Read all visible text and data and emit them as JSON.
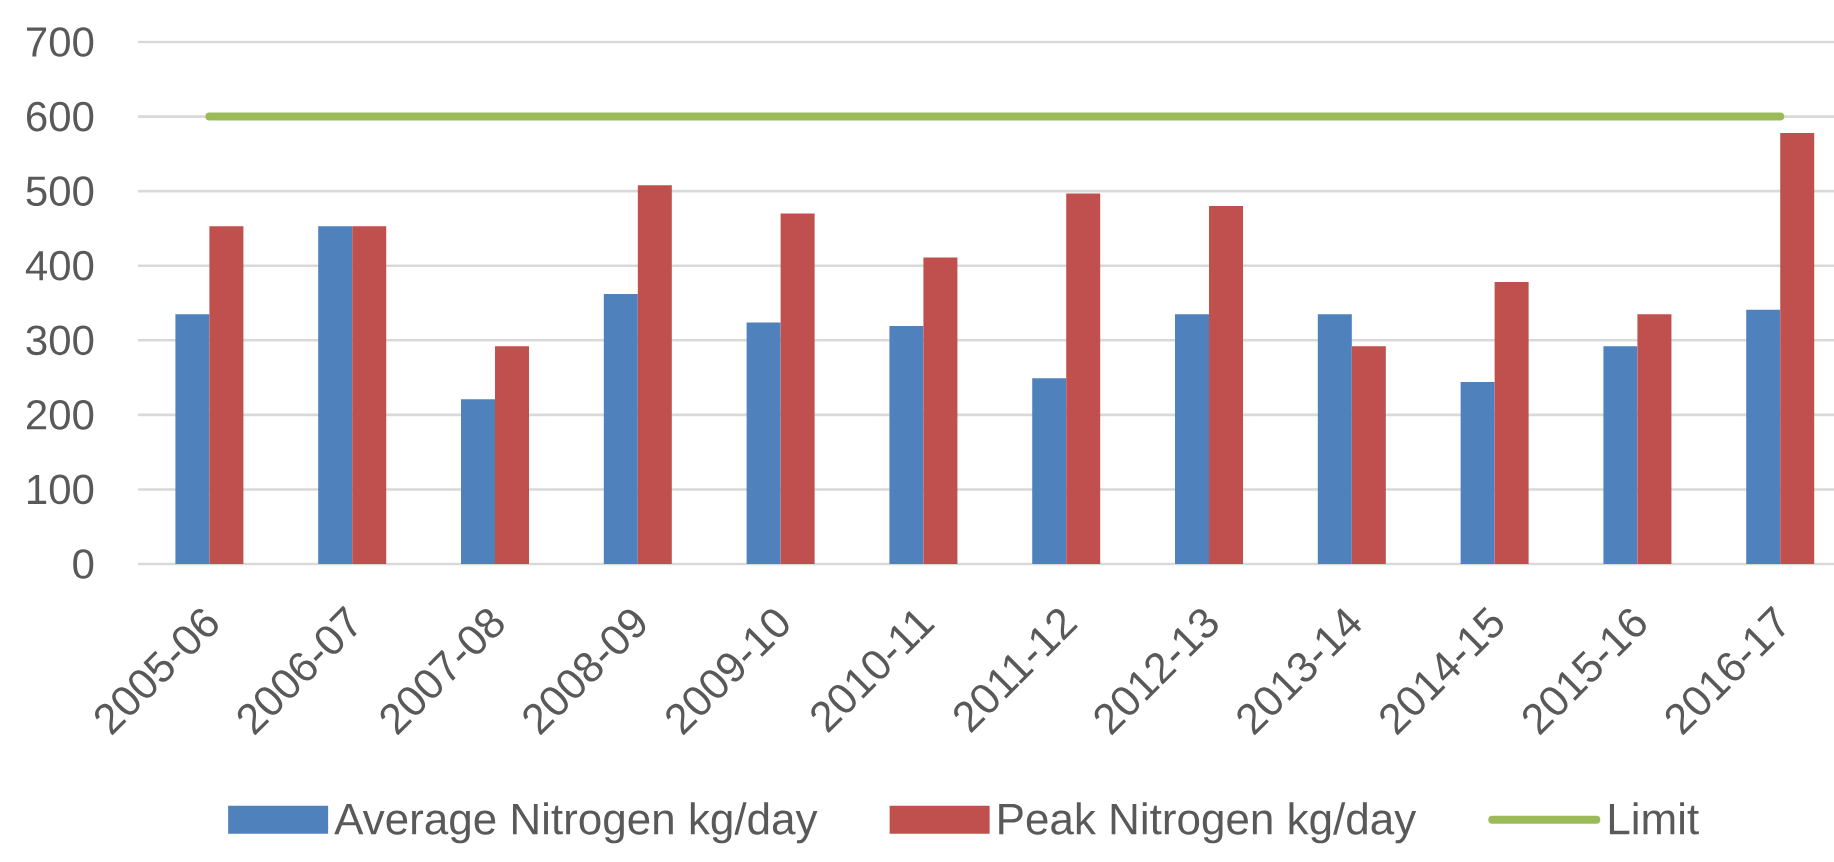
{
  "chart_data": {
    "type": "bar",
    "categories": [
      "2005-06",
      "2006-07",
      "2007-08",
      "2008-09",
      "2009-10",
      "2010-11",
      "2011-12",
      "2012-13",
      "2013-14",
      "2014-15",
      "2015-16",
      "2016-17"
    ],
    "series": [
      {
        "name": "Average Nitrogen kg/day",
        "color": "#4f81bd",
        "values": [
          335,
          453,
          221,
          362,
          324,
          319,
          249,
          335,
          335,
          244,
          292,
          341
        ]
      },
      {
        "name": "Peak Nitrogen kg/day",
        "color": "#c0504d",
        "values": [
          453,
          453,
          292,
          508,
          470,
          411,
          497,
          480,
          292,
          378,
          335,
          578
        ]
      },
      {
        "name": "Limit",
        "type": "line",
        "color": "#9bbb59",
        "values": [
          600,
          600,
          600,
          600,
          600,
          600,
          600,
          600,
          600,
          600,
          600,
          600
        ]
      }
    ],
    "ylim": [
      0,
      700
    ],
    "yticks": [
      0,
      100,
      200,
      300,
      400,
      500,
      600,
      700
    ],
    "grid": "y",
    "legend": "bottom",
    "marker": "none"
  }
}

### WORK INSTRUCTIONS:
Pick out and copy every line that contains the word "color".

### TASK SOLUTION:
        "color": "#4f81bd",
        "color": "#c0504d",
        "color": "#9bbb59",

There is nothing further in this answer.